◆ Records from a data source ◆
- - - - - - -
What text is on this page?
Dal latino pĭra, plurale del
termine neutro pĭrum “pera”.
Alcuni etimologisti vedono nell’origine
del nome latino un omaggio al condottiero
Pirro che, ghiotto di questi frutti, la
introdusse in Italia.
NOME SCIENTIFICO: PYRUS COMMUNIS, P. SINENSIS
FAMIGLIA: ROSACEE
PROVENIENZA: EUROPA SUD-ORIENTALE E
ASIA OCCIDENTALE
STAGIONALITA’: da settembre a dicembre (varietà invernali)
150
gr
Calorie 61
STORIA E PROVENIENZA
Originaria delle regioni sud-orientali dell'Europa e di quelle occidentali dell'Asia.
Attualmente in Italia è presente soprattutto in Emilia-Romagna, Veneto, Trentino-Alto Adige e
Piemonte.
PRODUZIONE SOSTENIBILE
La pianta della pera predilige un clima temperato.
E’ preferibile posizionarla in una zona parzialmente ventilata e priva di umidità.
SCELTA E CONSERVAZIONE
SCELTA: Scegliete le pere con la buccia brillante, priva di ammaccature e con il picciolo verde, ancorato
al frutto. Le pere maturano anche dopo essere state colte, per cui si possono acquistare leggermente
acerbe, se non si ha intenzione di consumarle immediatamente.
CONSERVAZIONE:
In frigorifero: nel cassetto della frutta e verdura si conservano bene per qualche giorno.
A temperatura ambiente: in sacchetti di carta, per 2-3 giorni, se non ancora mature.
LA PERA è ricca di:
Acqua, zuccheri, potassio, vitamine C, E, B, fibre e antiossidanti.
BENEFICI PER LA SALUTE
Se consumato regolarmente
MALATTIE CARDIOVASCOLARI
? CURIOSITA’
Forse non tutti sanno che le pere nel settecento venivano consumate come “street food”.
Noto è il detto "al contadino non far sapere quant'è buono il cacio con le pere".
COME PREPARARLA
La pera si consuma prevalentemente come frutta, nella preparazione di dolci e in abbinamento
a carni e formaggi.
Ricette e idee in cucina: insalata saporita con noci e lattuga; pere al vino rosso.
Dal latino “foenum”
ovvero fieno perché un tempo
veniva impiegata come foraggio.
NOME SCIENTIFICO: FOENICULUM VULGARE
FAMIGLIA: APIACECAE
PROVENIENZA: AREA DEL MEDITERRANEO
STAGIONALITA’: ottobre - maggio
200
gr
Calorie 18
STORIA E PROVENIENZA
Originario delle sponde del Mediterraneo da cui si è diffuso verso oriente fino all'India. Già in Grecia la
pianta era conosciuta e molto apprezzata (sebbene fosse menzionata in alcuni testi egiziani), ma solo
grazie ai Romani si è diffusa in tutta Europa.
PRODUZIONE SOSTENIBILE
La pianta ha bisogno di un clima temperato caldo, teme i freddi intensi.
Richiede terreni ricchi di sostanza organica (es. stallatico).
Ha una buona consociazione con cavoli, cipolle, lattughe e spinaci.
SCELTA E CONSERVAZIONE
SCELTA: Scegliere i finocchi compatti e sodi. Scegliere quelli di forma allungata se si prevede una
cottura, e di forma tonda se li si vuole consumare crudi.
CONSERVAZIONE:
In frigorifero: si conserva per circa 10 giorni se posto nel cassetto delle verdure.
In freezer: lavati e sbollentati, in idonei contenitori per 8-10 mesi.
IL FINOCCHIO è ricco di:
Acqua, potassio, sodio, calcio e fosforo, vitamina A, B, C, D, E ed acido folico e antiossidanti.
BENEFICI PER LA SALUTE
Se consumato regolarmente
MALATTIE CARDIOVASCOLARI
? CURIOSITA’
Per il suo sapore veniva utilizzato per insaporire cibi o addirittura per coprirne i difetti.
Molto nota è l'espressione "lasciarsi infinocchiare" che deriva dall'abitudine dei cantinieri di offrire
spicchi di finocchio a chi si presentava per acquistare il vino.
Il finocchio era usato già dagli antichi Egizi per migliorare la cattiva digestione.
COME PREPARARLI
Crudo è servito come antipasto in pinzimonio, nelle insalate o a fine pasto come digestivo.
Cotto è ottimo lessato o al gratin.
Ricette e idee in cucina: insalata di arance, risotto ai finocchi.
- - - - - - -
Transcribe every entry exactly, omitting nothing.

What text is on this page?
Dal latino pĭra, plurale del
termine neutro pĭrum “pera”.
Alcuni etimologisti vedono nell’origine
del nome latino un omaggio al condottiero
Pirro che, ghiotto di questi frutti, la
introdusse in Italia.
NOME SCIENTIFICO: PYRUS COMMUNIS, P. SINENSIS
FAMIGLIA: ROSACEE
PROVENIENZA: EUROPA SUD-ORIENTALE E
ASIA OCCIDENTALE
STAGIONALITA’: da settembre a dicembre (varietà invernali)
150
gr
Calorie 61
STORIA E PROVENIENZA
Originaria delle regioni sud-orientali dell'Europa e di quelle occidentali dell'Asia.
Attualmente in Italia è presente soprattutto in Emilia-Romagna, Veneto, Trentino-Alto Adige e
Piemonte.
PRODUZIONE SOSTENIBILE
La pianta della pera predilige un clima temperato.
E’ preferibile posizionarla in una zona parzialmente ventilata e priva di umidità.
SCELTA E CONSERVAZIONE
SCELTA: Scegliete le pere con la buccia brillante, priva di ammaccature e con il picciolo verde, ancorato
al frutto. Le pere maturano anche dopo essere state colte, per cui si possono acquistare leggermente
acerbe, se non si ha intenzione di consumarle immediatamente.
CONSERVAZIONE:
In frigorifero: nel cassetto della frutta e verdura si conservano bene per qualche giorno.
A temperatura ambiente: in sacchetti di carta, per 2-3 giorni, se non ancora mature.
LA PERA è ricca di:
Acqua, zuccheri, potassio, vitamine C, E, B, fibre e antiossidanti.
BENEFICI PER LA SALUTE
Se consumato regolarmente
MALATTIE CARDIOVASCOLARI
? CURIOSITA’
Forse non tutti sanno che le pere nel settecento venivano consumate come “street food”.
Noto è il detto "al contadino non far sapere quant'è buono il cacio con le pere".
COME PREPARARLA
La pera si consuma prevalentemente come frutta, nella preparazione di dolci e in abbinamento
a carni e formaggi.
Ricette e idee in cucina: insalata saporita con noci e lattuga; pere al vino rosso.
Dal latino “foenum”
ovvero fieno perché un tempo
veniva impiegata come foraggio.
NOME SCIENTIFICO: FOENICULUM VULGARE
FAMIGLIA: APIACECAE
PROVENIENZA: AREA DEL MEDITERRANEO
STAGIONALITA’: ottobre - maggio
200
gr
Calorie 18
STORIA E PROVENIENZA
Originario delle sponde del Mediterraneo da cui si è diffuso verso oriente fino all'India. Già in Grecia la
pianta era conosciuta e molto apprezzata (sebbene fosse menzionata in alcuni testi egiziani), ma solo
grazie ai Romani si è diffusa in tutta Europa.
PRODUZIONE SOSTENIBILE
La pianta ha bisogno di un clima temperato caldo, teme i freddi intensi.
Richiede terreni ricchi di sostanza organica (es. stallatico).
Ha una buona consociazione con cavoli, cipolle, lattughe e spinaci.
SCELTA E CONSERVAZIONE
SCELTA: Scegliere i finocchi compatti e sodi. Scegliere quelli di forma allungata se si prevede una
cottura, e di forma tonda se li si vuole consumare crudi.
CONSERVAZIONE:
In frigorifero: si conserva per circa 10 giorni se posto nel cassetto delle verdure.
In freezer: lavati e sbollentati, in idonei contenitori per 8-10 mesi.
IL FINOCCHIO è ricco di:
Acqua, potassio, sodio, calcio e fosforo, vitamina A, B, C, D, E ed acido folico e antiossidanti.
BENEFICI PER LA SALUTE
Se consumato regolarmente
MALATTIE CARDIOVASCOLARI
? CURIOSITA’
Per il suo sapore veniva utilizzato per insaporire cibi o addirittura per coprirne i difetti.
Molto nota è l'espressione "lasciarsi infinocchiare" che deriva dall'abitudine dei cantinieri di offrire
spicchi di finocchio a chi si presentava per acquistare il vino.
Il finocchio era usato già dagli antichi Egizi per migliorare la cattiva digestione.
COME PREPARARLI
Crudo è servito come antipasto in pinzimonio, nelle insalate o a fine pasto come digestivo.
Cotto è ottimo lessato o al gratin.
Ricette e idee in cucina: insalata di arance, risotto ai finocchi.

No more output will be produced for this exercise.